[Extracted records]

+-------+

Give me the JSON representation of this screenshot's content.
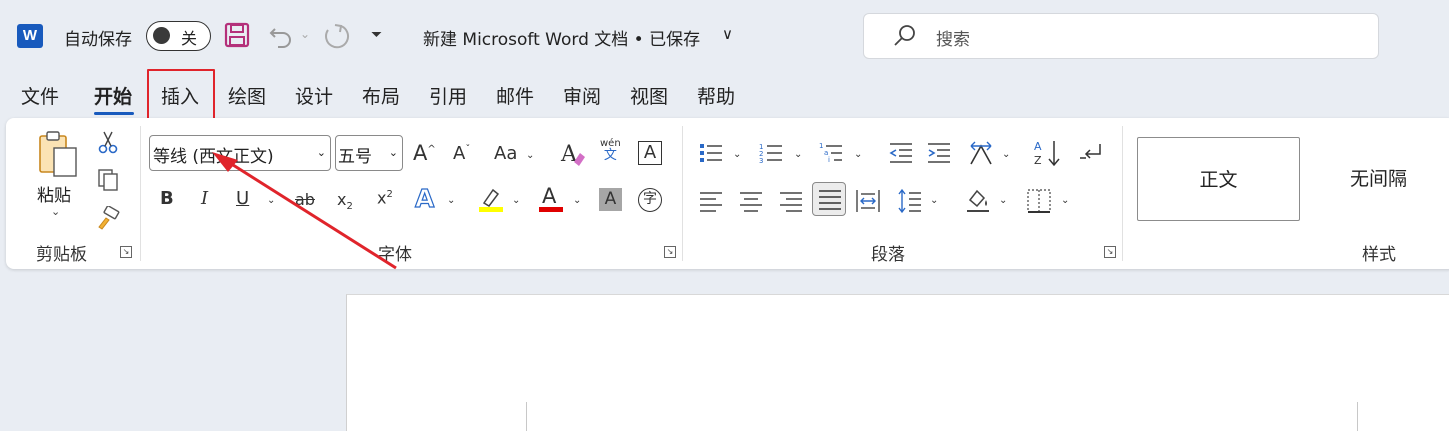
{
  "titlebar": {
    "app_logo": "W",
    "autosave_label": "自动保存",
    "autosave_state": "关",
    "doc_title": "新建 Microsoft Word 文档 • 已保存",
    "title_chevron": "∨",
    "search_placeholder": "搜索"
  },
  "tabs": [
    {
      "label": "文件"
    },
    {
      "label": "开始",
      "active": true
    },
    {
      "label": "插入",
      "highlighted": true
    },
    {
      "label": "绘图"
    },
    {
      "label": "设计"
    },
    {
      "label": "布局"
    },
    {
      "label": "引用"
    },
    {
      "label": "邮件"
    },
    {
      "label": "审阅"
    },
    {
      "label": "视图"
    },
    {
      "label": "帮助"
    }
  ],
  "ribbon": {
    "clipboard": {
      "paste_label": "粘贴",
      "group_label": "剪贴板"
    },
    "font": {
      "font_name": "等线 (西文正文)",
      "font_size": "五号",
      "grow_label": "A",
      "shrink_label": "A",
      "case_label": "Aa",
      "phonetic_top": "wén",
      "phonetic_bottom": "文",
      "border_char": "A",
      "bold": "B",
      "italic": "I",
      "underline": "U",
      "strike": "ab",
      "subscript": "x",
      "superscript": "x",
      "effects": "A",
      "font_color": "A",
      "shading": "A",
      "enclose": "字",
      "group_label": "字体",
      "highlight_color": "#ffff00",
      "font_color_value": "#e00000"
    },
    "paragraph": {
      "group_label": "段落"
    },
    "styles": {
      "cards": [
        {
          "label": "正文",
          "selected": true
        },
        {
          "label": "无间隔"
        }
      ],
      "group_label": "样式"
    }
  },
  "annotation": {
    "color": "#e0242b"
  }
}
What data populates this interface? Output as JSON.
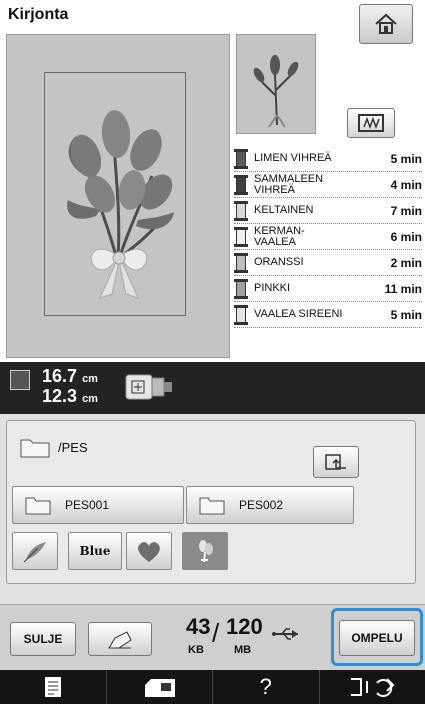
{
  "header": {
    "title": "Kirjonta"
  },
  "threads": [
    {
      "name": "LIMEN VIHREÄ",
      "time": "5 min",
      "color": "#5b5b5b"
    },
    {
      "name": "SAMMALEEN\nVIHREÄ",
      "time": "4 min",
      "color": "#3f3f3f"
    },
    {
      "name": "KELTAINEN",
      "time": "7 min",
      "color": "#d8d8d8"
    },
    {
      "name": "KERMAN-\nVAALEA",
      "time": "6 min",
      "color": "#f0f0f0"
    },
    {
      "name": "ORANSSI",
      "time": "2 min",
      "color": "#bdbdbd"
    },
    {
      "name": "PINKKI",
      "time": "11 min",
      "color": "#a0a0a0"
    },
    {
      "name": "VAALEA SIREENI",
      "time": "5 min",
      "color": "#e4e4e4"
    }
  ],
  "size": {
    "height_value": "16.7",
    "height_unit": "cm",
    "width_value": "12.3",
    "width_unit": "cm"
  },
  "browser": {
    "path": "/PES",
    "folders": [
      "PES001",
      "PES002"
    ],
    "files": [
      {
        "icon": "embroidery-leaf-thumb"
      },
      {
        "label": "Blue"
      },
      {
        "icon": "embroidery-heart-thumb"
      },
      {
        "icon": "embroidery-flower-thumb",
        "selected": true
      }
    ]
  },
  "commands": {
    "close_label": "SULJE",
    "memory_kb": "43",
    "memory_kb_unit": "KB",
    "memory_mb": "120",
    "memory_mb_unit": "MB",
    "sew_label": "OMPELU"
  },
  "footer": {
    "help_label": "?"
  },
  "colors": {
    "accent": "#2a8fd6",
    "panel": "#c4c4c4",
    "dark_bar": "#232323"
  }
}
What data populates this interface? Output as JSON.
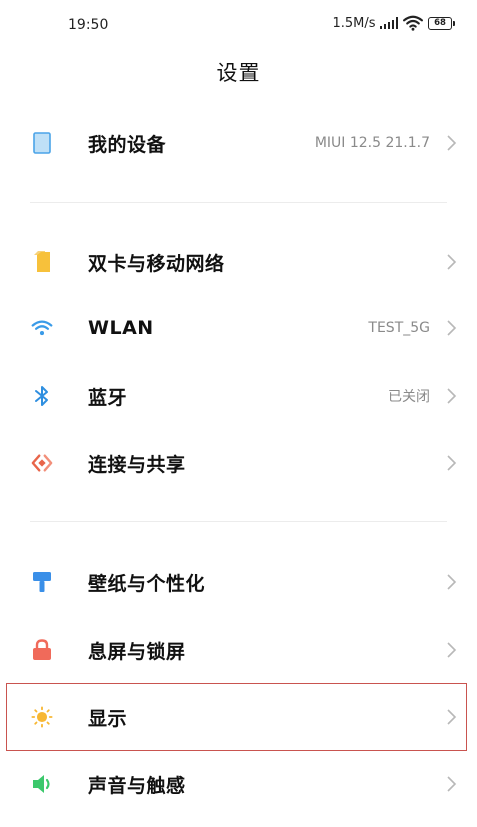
{
  "status_bar": {
    "time": "19:50",
    "net_speed": "1.5M/s",
    "battery_level": "68"
  },
  "header": {
    "title": "设置"
  },
  "sections": [
    {
      "items": [
        {
          "label": "我的设备",
          "value": "MIUI 12.5 21.1.7",
          "icon": "device-icon",
          "icon_color": "#4aa3e8"
        }
      ]
    },
    {
      "items": [
        {
          "label": "双卡与移动网络",
          "value": "",
          "icon": "sim-card-icon",
          "icon_color": "#f7c13b"
        },
        {
          "label": "WLAN",
          "value": "TEST_5G",
          "icon": "wifi-icon",
          "icon_color": "#3a9be8"
        },
        {
          "label": "蓝牙",
          "value": "已关闭",
          "icon": "bluetooth-icon",
          "icon_color": "#2f8fe0"
        },
        {
          "label": "连接与共享",
          "value": "",
          "icon": "share-icon",
          "icon_color": "#e8654a"
        }
      ]
    },
    {
      "items": [
        {
          "label": "壁纸与个性化",
          "value": "",
          "icon": "paint-brush-icon",
          "icon_color": "#3a8fe8"
        },
        {
          "label": "息屏与锁屏",
          "value": "",
          "icon": "lock-icon",
          "icon_color": "#f06a5a"
        },
        {
          "label": "显示",
          "value": "",
          "icon": "sun-icon",
          "icon_color": "#f7b733"
        },
        {
          "label": "声音与触感",
          "value": "",
          "icon": "speaker-icon",
          "icon_color": "#3cc86c"
        }
      ]
    }
  ],
  "highlight_color": "#c9534f"
}
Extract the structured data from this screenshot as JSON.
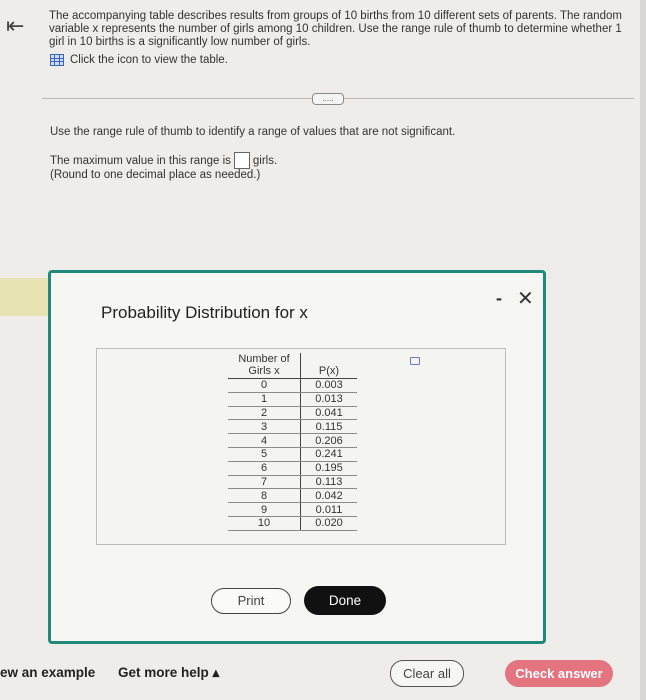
{
  "header": {
    "back_icon": "back-arrow-icon",
    "intro_text": "The accompanying table describes results from groups of 10 births from 10 different sets of parents. The random variable x represents the number of girls among 10 children. Use the range rule of thumb to determine whether 1 girl in 10 births is a significantly low number of girls.",
    "view_table_label": "Click the icon to view the table.",
    "more_label": "....."
  },
  "question": {
    "prompt": "Use the range rule of thumb to identify a range of values that are not significant.",
    "answer_prefix": "The maximum value in this range is",
    "answer_value": "",
    "answer_suffix": "girls.",
    "rounding_note": "(Round to one decimal place as needed.)"
  },
  "dialog": {
    "title": "Probability Distribution for x",
    "minimize_label": "-",
    "close_label": "✕",
    "table": {
      "header_x": [
        "Number of",
        "Girls x"
      ],
      "header_p": "P(x)",
      "rows": [
        {
          "x": "0",
          "p": "0.003"
        },
        {
          "x": "1",
          "p": "0.013"
        },
        {
          "x": "2",
          "p": "0.041"
        },
        {
          "x": "3",
          "p": "0.115"
        },
        {
          "x": "4",
          "p": "0.206"
        },
        {
          "x": "5",
          "p": "0.241"
        },
        {
          "x": "6",
          "p": "0.195"
        },
        {
          "x": "7",
          "p": "0.113"
        },
        {
          "x": "8",
          "p": "0.042"
        },
        {
          "x": "9",
          "p": "0.011"
        },
        {
          "x": "10",
          "p": "0.020"
        }
      ]
    },
    "print_label": "Print",
    "done_label": "Done"
  },
  "footer": {
    "example_label": "ew an example",
    "help_label": "Get more help ▴",
    "clear_label": "Clear all",
    "check_label": "Check answer"
  },
  "colors": {
    "dialog_border": "#1f8a7c",
    "check_button": "#e47480",
    "done_button": "#111111"
  }
}
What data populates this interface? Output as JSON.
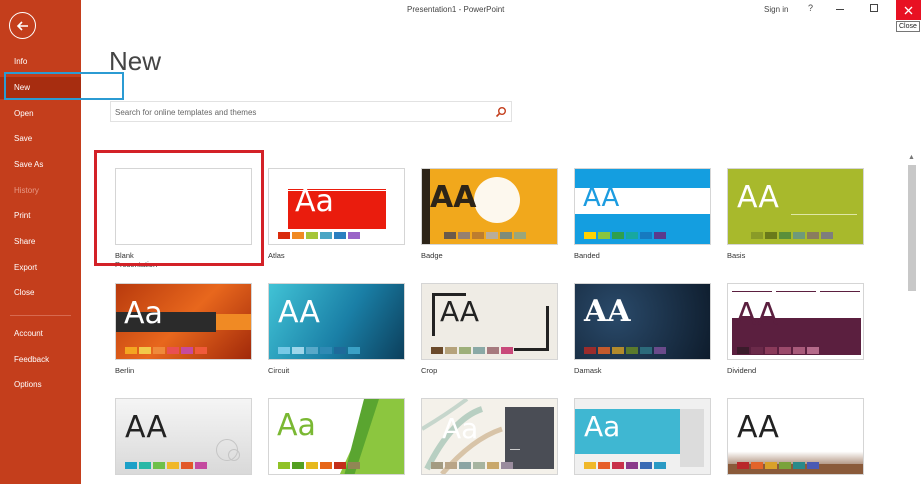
{
  "window": {
    "title": "Presentation1  -  PowerPoint",
    "sign_in": "Sign in",
    "help": "?",
    "close_tooltip": "Close"
  },
  "sidebar": {
    "items": [
      {
        "label": "Info"
      },
      {
        "label": "New"
      },
      {
        "label": "Open"
      },
      {
        "label": "Save"
      },
      {
        "label": "Save As"
      },
      {
        "label": "History"
      },
      {
        "label": "Print"
      },
      {
        "label": "Share"
      },
      {
        "label": "Export"
      },
      {
        "label": "Close"
      },
      {
        "label": "Account"
      },
      {
        "label": "Feedback"
      },
      {
        "label": "Options"
      }
    ]
  },
  "main": {
    "title": "New",
    "search": {
      "placeholder": "Search for online templates and themes"
    },
    "templates": [
      {
        "label": "Blank Presentation",
        "sample": ""
      },
      {
        "label": "Atlas",
        "sample": "Aa"
      },
      {
        "label": "Badge",
        "sample": "AA"
      },
      {
        "label": "Banded",
        "sample": "AA"
      },
      {
        "label": "Basis",
        "sample": "AA"
      },
      {
        "label": "Berlin",
        "sample": "Aa"
      },
      {
        "label": "Circuit",
        "sample": "AA"
      },
      {
        "label": "Crop",
        "sample": "AA"
      },
      {
        "label": "Damask",
        "sample": "AA"
      },
      {
        "label": "Dividend",
        "sample": "AA"
      },
      {
        "label": "",
        "sample": "AA"
      },
      {
        "label": "",
        "sample": "Aa"
      },
      {
        "label": "",
        "sample": "Aa"
      },
      {
        "label": "",
        "sample": "Aa"
      },
      {
        "label": "",
        "sample": "AA"
      }
    ]
  },
  "colors": {
    "brand": "#c43e1c",
    "nav_active": "#a72d10",
    "new_highlight": "#2b9bd3",
    "blank_highlight": "#d32127",
    "close_button": "#e81123"
  },
  "icons": {
    "back": "back-arrow-icon",
    "search": "search-icon",
    "minimize": "minimize-icon",
    "maximize": "maximize-icon",
    "close": "close-icon"
  }
}
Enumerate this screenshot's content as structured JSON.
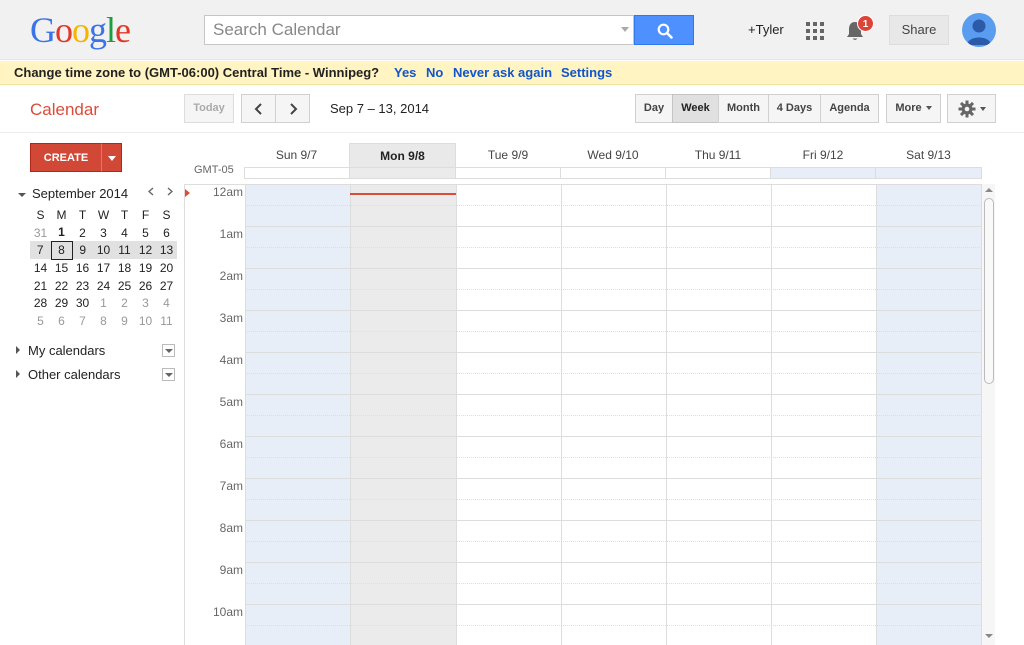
{
  "logo": {
    "letters": [
      "G",
      "o",
      "o",
      "g",
      "l",
      "e"
    ],
    "colors": [
      "#3b73e8",
      "#e0392b",
      "#f4b400",
      "#3b73e8",
      "#1a9e3f",
      "#e0392b"
    ]
  },
  "header": {
    "search_placeholder": "Search Calendar",
    "user_name": "+Tyler",
    "notification_count": "1",
    "share_label": "Share"
  },
  "banner": {
    "message": "Change time zone to (GMT-06:00) Central Time - Winnipeg?",
    "yes": "Yes",
    "no": "No",
    "never": "Never ask again",
    "settings": "Settings"
  },
  "toolbar": {
    "app_title": "Calendar",
    "today": "Today",
    "date_range": "Sep 7 – 13, 2014",
    "views": {
      "day": "Day",
      "week": "Week",
      "month": "Month",
      "four_days": "4 Days",
      "agenda": "Agenda"
    },
    "more": "More"
  },
  "sidebar": {
    "create_label": "CREATE",
    "mini_cal": {
      "month_label": "September 2014",
      "weekdays": [
        "S",
        "M",
        "T",
        "W",
        "T",
        "F",
        "S"
      ],
      "weeks": [
        [
          "31",
          "1",
          "2",
          "3",
          "4",
          "5",
          "6"
        ],
        [
          "7",
          "8",
          "9",
          "10",
          "11",
          "12",
          "13"
        ],
        [
          "14",
          "15",
          "16",
          "17",
          "18",
          "19",
          "20"
        ],
        [
          "21",
          "22",
          "23",
          "24",
          "25",
          "26",
          "27"
        ],
        [
          "28",
          "29",
          "30",
          "1",
          "2",
          "3",
          "4"
        ],
        [
          "5",
          "6",
          "7",
          "8",
          "9",
          "10",
          "11"
        ]
      ]
    },
    "my_calendars": "My calendars",
    "other_calendars": "Other calendars"
  },
  "week": {
    "gmt_label": "GMT-05",
    "days": [
      "Sun 9/7",
      "Mon 9/8",
      "Tue 9/9",
      "Wed 9/10",
      "Thu 9/11",
      "Fri 9/12",
      "Sat 9/13"
    ],
    "today_index": 1,
    "hours": [
      "12am",
      "1am",
      "2am",
      "3am",
      "4am",
      "5am",
      "6am",
      "7am",
      "8am",
      "9am",
      "10am"
    ]
  },
  "colors": {
    "accent_red": "#dd4b39",
    "search_blue": "#4d90fe",
    "weekend_blue": "#e8eef7",
    "link_blue": "#1155cc"
  }
}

+-------+

Exercise directions -
Pull out each line holding the string "rule".

Result below -
    "intro_text": "The accompanying table describes results from groups of 10 births from 10 different sets of parents. The random variable x represents the number of girls among 10 children. Use the range rule of thumb to determine whether 1 girl in 10 births is a significantly low number of girls.",
    "prompt": "Use the range rule of thumb to identify a range of values that are not significant.",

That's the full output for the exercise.